• **Texte fourni**
------------------------

En principe t’as pas peur de l’avion, mais là, les dix premières minutes, pas rassuré du tout. Déjà l’intérieur de l’avion, entre le hublot intérieur et extérieur y a des petites araignées séchées. Mouais, faut espérer que le budget qu’ils ont pas mis dans la cabine a été utilisé dans la maintenance des moteurs. Pendant toute la phase où l’avion monte t’as l’impression qu’il a des pertes de puissance, comme si le moteur s’arrêtait une seconde et repartait. 10 minutes où tu te dis que finalement 10h de bus, c’était pas si mal. Après, une fois qu’il est au palier, ça va mieux. Au niveau du paysage, ben du désert…

Port Soudan, tu enlèves la partie port industriel avec ses grues et ses containers, tu enlèves les rochers du bord de mer et les bouteilles plastiques, tu rajoutes des tonnes et sable puis tu enlèves les tchadors et tu les remplaces par des bikinis, et là ça commencera à faire venir du FRAM. En fait, au bord de mer, tu as sur 500m de promenade plein de petits bars où tu peux boire des jus de fruits, manger des snacks et fumer le narguilé. Par contre, pas foutu de trouver un restaurant de poissons alors que t’es au bord de la mer Rouge. Il paraîtrait qu’il y a des restos poissons loin du centre ville et ouverts uniquement à midi, ils ont rien compris au business.

------------------------

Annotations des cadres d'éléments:

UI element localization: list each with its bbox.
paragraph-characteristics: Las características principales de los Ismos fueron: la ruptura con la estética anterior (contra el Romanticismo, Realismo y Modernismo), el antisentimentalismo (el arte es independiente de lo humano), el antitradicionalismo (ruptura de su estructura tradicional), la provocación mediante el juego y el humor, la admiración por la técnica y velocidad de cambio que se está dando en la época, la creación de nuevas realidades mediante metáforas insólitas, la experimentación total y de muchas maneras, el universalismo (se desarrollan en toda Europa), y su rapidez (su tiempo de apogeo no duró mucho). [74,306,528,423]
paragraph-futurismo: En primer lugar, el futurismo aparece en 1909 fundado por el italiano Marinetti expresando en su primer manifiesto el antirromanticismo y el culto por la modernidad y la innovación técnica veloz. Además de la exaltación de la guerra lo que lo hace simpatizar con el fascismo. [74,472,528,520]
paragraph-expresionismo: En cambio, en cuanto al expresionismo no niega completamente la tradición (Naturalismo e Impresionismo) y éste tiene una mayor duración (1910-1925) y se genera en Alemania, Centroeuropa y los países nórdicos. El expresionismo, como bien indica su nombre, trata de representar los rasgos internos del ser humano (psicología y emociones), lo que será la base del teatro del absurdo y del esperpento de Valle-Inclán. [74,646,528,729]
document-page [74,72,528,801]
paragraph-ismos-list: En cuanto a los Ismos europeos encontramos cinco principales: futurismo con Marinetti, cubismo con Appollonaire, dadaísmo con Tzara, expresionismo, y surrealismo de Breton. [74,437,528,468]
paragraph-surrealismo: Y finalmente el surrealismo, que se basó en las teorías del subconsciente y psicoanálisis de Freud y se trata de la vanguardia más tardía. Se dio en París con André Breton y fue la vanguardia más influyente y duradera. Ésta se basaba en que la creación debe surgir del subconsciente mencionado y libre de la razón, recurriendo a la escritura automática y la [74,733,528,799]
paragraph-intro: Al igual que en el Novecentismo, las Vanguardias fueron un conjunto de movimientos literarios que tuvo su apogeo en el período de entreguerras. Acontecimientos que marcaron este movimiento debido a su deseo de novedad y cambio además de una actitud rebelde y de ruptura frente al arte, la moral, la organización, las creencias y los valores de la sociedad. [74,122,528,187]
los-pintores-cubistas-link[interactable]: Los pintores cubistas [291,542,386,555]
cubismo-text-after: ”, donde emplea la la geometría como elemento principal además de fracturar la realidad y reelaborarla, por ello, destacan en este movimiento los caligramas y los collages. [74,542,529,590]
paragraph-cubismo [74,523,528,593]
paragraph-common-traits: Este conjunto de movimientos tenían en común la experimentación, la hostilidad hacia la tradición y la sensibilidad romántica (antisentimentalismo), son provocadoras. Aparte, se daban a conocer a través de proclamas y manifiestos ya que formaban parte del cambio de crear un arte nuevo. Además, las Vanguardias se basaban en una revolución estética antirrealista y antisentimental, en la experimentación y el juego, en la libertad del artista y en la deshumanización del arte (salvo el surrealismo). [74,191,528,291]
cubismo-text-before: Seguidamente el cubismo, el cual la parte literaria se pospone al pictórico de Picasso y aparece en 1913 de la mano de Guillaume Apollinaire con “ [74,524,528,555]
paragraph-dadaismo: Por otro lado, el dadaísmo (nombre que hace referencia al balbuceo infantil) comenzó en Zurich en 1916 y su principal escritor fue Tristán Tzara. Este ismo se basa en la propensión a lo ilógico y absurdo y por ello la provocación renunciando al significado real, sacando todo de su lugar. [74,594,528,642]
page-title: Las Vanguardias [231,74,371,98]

------------------------

• **La consigne**
Dans le récit sur Port-Soudan, que peut-on faire dans les petits bars de la promenade au bord de mer ?

• **Résultat**
On peut y boire des jus de fruits, manger des snacks et fumer le narguilé.